● **Instruction**
Please present the listing below as a numbered list of its lines, skipping any blank lines and omitting the pictures.

-- START --

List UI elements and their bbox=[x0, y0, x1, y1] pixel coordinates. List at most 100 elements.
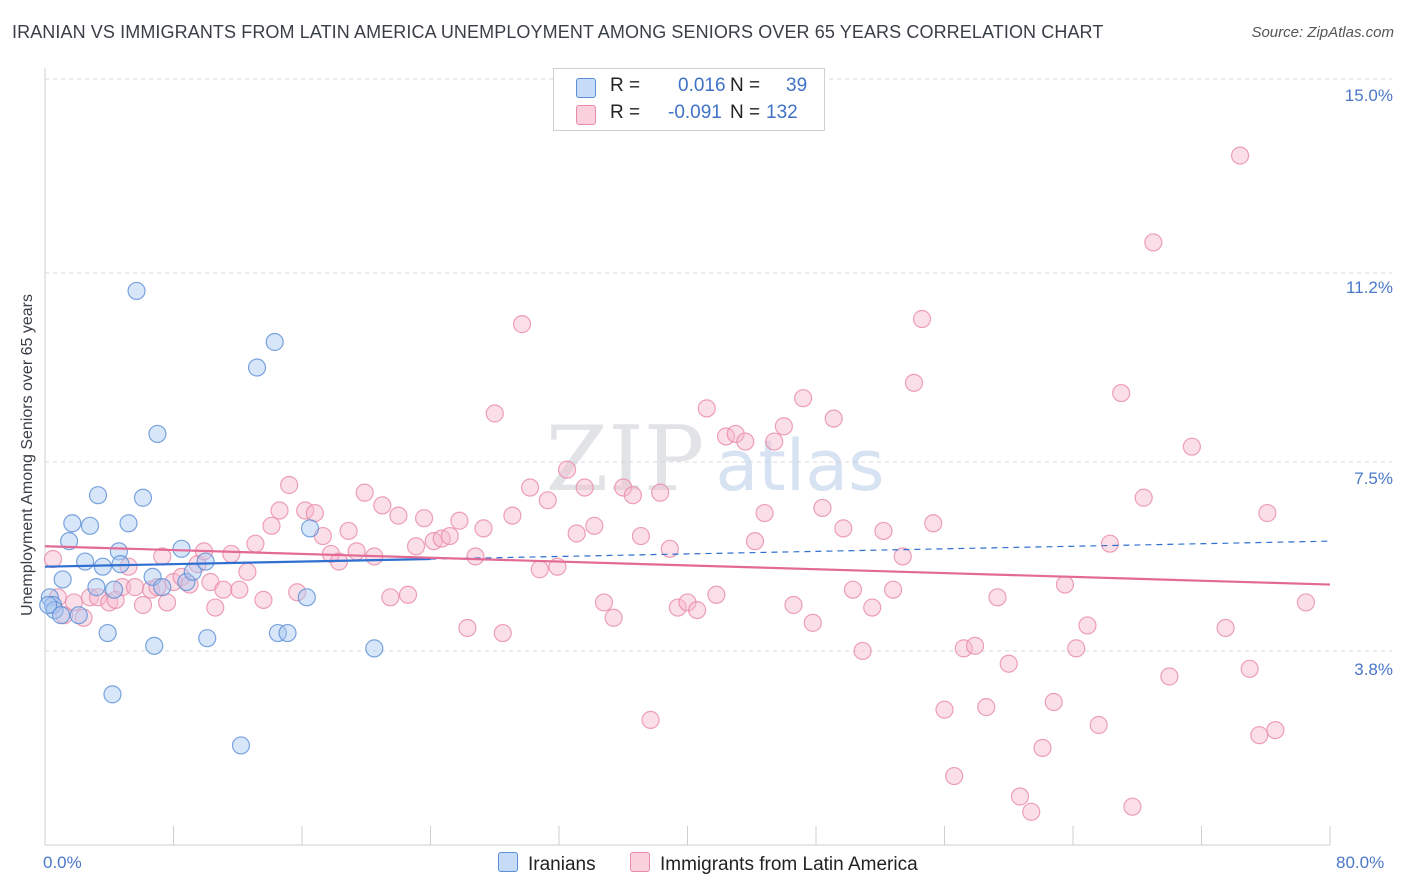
latin-america-point bbox=[678, 593, 697, 612]
latin-america-point bbox=[74, 608, 93, 627]
legend-r-value: -0.091 bbox=[668, 102, 722, 123]
latin-america-point bbox=[803, 613, 822, 632]
latin-america-point bbox=[280, 475, 299, 495]
x-tick-label-min: 0.0% bbox=[43, 853, 82, 872]
latin-america-point bbox=[1160, 667, 1179, 686]
legend-r-label: R = bbox=[610, 102, 641, 123]
latin-america-point bbox=[1112, 383, 1131, 403]
y-tick-label: 7.5% bbox=[1354, 469, 1393, 488]
iranian-point bbox=[53, 570, 72, 589]
latin-america-point bbox=[466, 547, 485, 566]
iranian-point bbox=[196, 552, 215, 571]
latin-america-point bbox=[458, 618, 477, 638]
y-axis-label: Unemployment Among Seniors over 65 years bbox=[19, 294, 36, 616]
iranian-point bbox=[148, 424, 167, 444]
iranian-point bbox=[87, 578, 106, 597]
latin-america-point bbox=[1216, 618, 1235, 638]
latin-america-point bbox=[206, 598, 225, 617]
iranian-point bbox=[145, 636, 164, 655]
latin-america-point bbox=[794, 389, 813, 408]
latin-america-point bbox=[988, 588, 1007, 607]
latin-america-point bbox=[604, 608, 623, 627]
iranian-point bbox=[51, 606, 71, 625]
latin-america-point bbox=[557, 460, 577, 479]
latin-america-point bbox=[1123, 797, 1142, 816]
latin-america-point bbox=[745, 532, 765, 551]
latin-america-points bbox=[43, 146, 1316, 821]
latin-america-point bbox=[874, 521, 893, 541]
x-tick-label-max: 80.0% bbox=[1336, 853, 1385, 872]
latin-america-point bbox=[631, 526, 651, 546]
latin-america-point bbox=[133, 595, 153, 615]
bottom-legend-iranians: Iranians bbox=[498, 852, 596, 876]
latin-america-point bbox=[246, 534, 265, 553]
latin-america-point bbox=[863, 598, 882, 617]
latin-america-point bbox=[43, 549, 63, 569]
iranian-point bbox=[172, 539, 191, 558]
latin-america-point bbox=[1250, 726, 1269, 745]
y-tick-label: 3.8% bbox=[1354, 660, 1393, 679]
latin-america-point bbox=[1022, 802, 1041, 821]
latin-america-point bbox=[148, 578, 167, 597]
watermark-atlas: atlas bbox=[715, 425, 884, 507]
iranian-point bbox=[300, 519, 320, 538]
latin-america-point bbox=[1240, 659, 1259, 678]
latin-america-point bbox=[125, 578, 145, 597]
iranian-point bbox=[247, 358, 267, 377]
latin-america-point bbox=[485, 404, 504, 423]
latin-america-point bbox=[222, 544, 241, 564]
iranian-point bbox=[119, 514, 138, 533]
iranian-point bbox=[88, 486, 108, 505]
correlation-legend: R = 0.016 N = 39 R = -0.091 N = 132 bbox=[553, 68, 825, 131]
latin-america-point bbox=[904, 373, 924, 392]
latin-america-point bbox=[784, 595, 803, 615]
latin-america-point bbox=[1055, 575, 1075, 594]
latin-america-point bbox=[726, 424, 745, 444]
latin-america-point bbox=[414, 509, 434, 528]
latin-america-point bbox=[1078, 616, 1097, 635]
latin-america-point bbox=[355, 483, 374, 502]
latin-america-point bbox=[347, 542, 366, 561]
latin-america-point bbox=[567, 524, 586, 543]
iranian-point bbox=[76, 552, 95, 571]
latin-america-point bbox=[1089, 715, 1108, 735]
latin-america-point bbox=[575, 478, 594, 497]
iranian-point bbox=[153, 578, 172, 597]
latin-america-point bbox=[406, 537, 426, 556]
bottom-legend-label-iranians: Iranians bbox=[528, 854, 596, 875]
latin-america-point bbox=[736, 432, 755, 451]
latin-america-point bbox=[339, 521, 358, 541]
latin-america-point bbox=[389, 506, 408, 525]
latin-america-point bbox=[660, 539, 679, 558]
latin-america-point bbox=[157, 593, 177, 612]
latin-america-point bbox=[853, 641, 872, 661]
latin-america-point bbox=[945, 766, 964, 786]
iranian-points bbox=[39, 281, 384, 755]
y-tick-label: 15.0% bbox=[1344, 86, 1393, 105]
latin-america-point bbox=[614, 478, 633, 497]
grid-lines bbox=[45, 78, 1392, 652]
latin-america-point bbox=[450, 511, 469, 530]
iranian-point bbox=[365, 639, 384, 658]
axes bbox=[44, 68, 1331, 846]
latin-america-point bbox=[999, 654, 1018, 673]
latin-america-point bbox=[651, 483, 670, 502]
latin-america-point bbox=[1258, 503, 1277, 523]
latin-america-point bbox=[373, 496, 392, 515]
latin-america-point bbox=[688, 600, 707, 620]
latin-america-point bbox=[623, 486, 642, 505]
iranian-point bbox=[133, 488, 153, 507]
latin-america-point bbox=[254, 590, 273, 609]
iranian-point bbox=[231, 736, 251, 755]
latin-america-point bbox=[765, 432, 784, 451]
watermark: ZIP atlas bbox=[546, 407, 885, 512]
latin-america-point bbox=[935, 700, 954, 719]
iranian-point bbox=[265, 332, 284, 352]
legend-n-value: 39 bbox=[786, 75, 808, 96]
latin-america-point bbox=[585, 516, 604, 535]
latin-america-point bbox=[503, 506, 522, 525]
latin-america-point bbox=[843, 580, 863, 599]
legend-n-label: N = bbox=[730, 75, 761, 96]
latin-america-trend-line bbox=[44, 545, 1331, 586]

-- END --

● **Written reply**
1. List UI elements and their bbox=[x0, y0, x1, y1] pixel coordinates. List at most 100 elements.
2. latin-america-point bbox=[678, 593, 697, 612]
3. latin-america-point bbox=[74, 608, 93, 627]
4. legend-r-value: -0.091 bbox=[668, 102, 722, 123]
5. latin-america-point bbox=[803, 613, 822, 632]
6. latin-america-point bbox=[280, 475, 299, 495]
7. x-tick-label-min: 0.0% bbox=[43, 853, 82, 872]
8. latin-america-point bbox=[1160, 667, 1179, 686]
9. legend-r-label: R = bbox=[610, 102, 641, 123]
10. latin-america-point bbox=[1112, 383, 1131, 403]
11. y-tick-label: 7.5% bbox=[1354, 469, 1393, 488]
12. iranian-point bbox=[53, 570, 72, 589]
13. latin-america-point bbox=[466, 547, 485, 566]
14. iranian-point bbox=[196, 552, 215, 571]
15. latin-america-point bbox=[458, 618, 477, 638]
16. y-axis-label: Unemployment Among Seniors over 65 years bbox=[19, 294, 36, 616]
17. iranian-point bbox=[148, 424, 167, 444]
18. iranian-point bbox=[87, 578, 106, 597]
19. latin-america-point bbox=[1216, 618, 1235, 638]
20. latin-america-point bbox=[206, 598, 225, 617]
21. iranian-point bbox=[145, 636, 164, 655]
22. latin-america-point bbox=[794, 389, 813, 408]
23. latin-america-point bbox=[988, 588, 1007, 607]
24. latin-america-point bbox=[604, 608, 623, 627]
25. iranian-point bbox=[51, 606, 71, 625]
26. latin-america-point bbox=[557, 460, 577, 479]
27. latin-america-point bbox=[1123, 797, 1142, 816]
28. latin-america-point bbox=[745, 532, 765, 551]
29. latin-america-points bbox=[43, 146, 1316, 821]
30. latin-america-point bbox=[874, 521, 893, 541]
31. x-tick-label-max: 80.0% bbox=[1336, 853, 1385, 872]
32. latin-america-point bbox=[631, 526, 651, 546]
33. latin-america-point bbox=[133, 595, 153, 615]
34. bottom-legend-iranians: Iranians bbox=[498, 852, 596, 876]
35. latin-america-point bbox=[246, 534, 265, 553]
36. latin-america-point bbox=[863, 598, 882, 617]
37. latin-america-point bbox=[43, 549, 63, 569]
38. iranian-point bbox=[172, 539, 191, 558]
39. latin-america-point bbox=[1250, 726, 1269, 745]
40. y-tick-label: 3.8% bbox=[1354, 660, 1393, 679]
41. latin-america-point bbox=[1022, 802, 1041, 821]
42. latin-america-point bbox=[148, 578, 167, 597]
43. watermark-atlas: atlas bbox=[715, 425, 884, 507]
44. iranian-point bbox=[300, 519, 320, 538]
45. latin-america-point bbox=[1240, 659, 1259, 678]
46. latin-america-point bbox=[125, 578, 145, 597]
47. iranian-point bbox=[247, 358, 267, 377]
48. latin-america-point bbox=[485, 404, 504, 423]
49. latin-america-point bbox=[222, 544, 241, 564]
50. iranian-point bbox=[119, 514, 138, 533]
51. iranian-point bbox=[88, 486, 108, 505]
52. correlation-legend: R = 0.016 N = 39 R = -0.091 N = 132 bbox=[553, 68, 825, 131]
53. latin-america-point bbox=[904, 373, 924, 392]
54. latin-america-point bbox=[784, 595, 803, 615]
55. latin-america-point bbox=[1055, 575, 1075, 594]
56. latin-america-point bbox=[726, 424, 745, 444]
57. latin-america-point bbox=[414, 509, 434, 528]
58. latin-america-point bbox=[1078, 616, 1097, 635]
59. latin-america-point bbox=[355, 483, 374, 502]
60. latin-america-point bbox=[347, 542, 366, 561]
61. latin-america-point bbox=[567, 524, 586, 543]
62. iranian-point bbox=[76, 552, 95, 571]
63. latin-america-point bbox=[1089, 715, 1108, 735]
64. latin-america-point bbox=[575, 478, 594, 497]
65. iranian-point bbox=[153, 578, 172, 597]
66. latin-america-point bbox=[406, 537, 426, 556]
67. bottom-legend-label-iranians: Iranians bbox=[528, 854, 596, 875]
68. latin-america-point bbox=[736, 432, 755, 451]
69. latin-america-point bbox=[339, 521, 358, 541]
70. latin-america-point bbox=[389, 506, 408, 525]
71. latin-america-point bbox=[660, 539, 679, 558]
72. latin-america-point bbox=[157, 593, 177, 612]
73. latin-america-point bbox=[853, 641, 872, 661]
74. latin-america-point bbox=[945, 766, 964, 786]
75. iranian-points bbox=[39, 281, 384, 755]
76. y-tick-label: 15.0% bbox=[1344, 86, 1393, 105]
77. latin-america-point bbox=[614, 478, 633, 497]
78. grid-lines bbox=[45, 78, 1392, 652]
79. latin-america-point bbox=[450, 511, 469, 530]
80. iranian-point bbox=[365, 639, 384, 658]
81. axes bbox=[44, 68, 1331, 846]
82. latin-america-point bbox=[999, 654, 1018, 673]
83. latin-america-point bbox=[651, 483, 670, 502]
84. latin-america-point bbox=[1258, 503, 1277, 523]
85. latin-america-point bbox=[373, 496, 392, 515]
86. latin-america-point bbox=[688, 600, 707, 620]
87. latin-america-point bbox=[623, 486, 642, 505]
88. iranian-point bbox=[133, 488, 153, 507]
89. latin-america-point bbox=[254, 590, 273, 609]
90. iranian-point bbox=[231, 736, 251, 755]
91. latin-america-point bbox=[765, 432, 784, 451]
92. watermark: ZIP atlas bbox=[546, 407, 885, 512]
93. latin-america-point bbox=[935, 700, 954, 719]
94. iranian-point bbox=[265, 332, 284, 352]
95. legend-n-value: 39 bbox=[786, 75, 808, 96]
96. latin-america-point bbox=[585, 516, 604, 535]
97. latin-america-point bbox=[503, 506, 522, 525]
98. latin-america-point bbox=[843, 580, 863, 599]
99. legend-n-label: N = bbox=[730, 75, 761, 96]
100. latin-america-trend-line bbox=[44, 545, 1331, 586]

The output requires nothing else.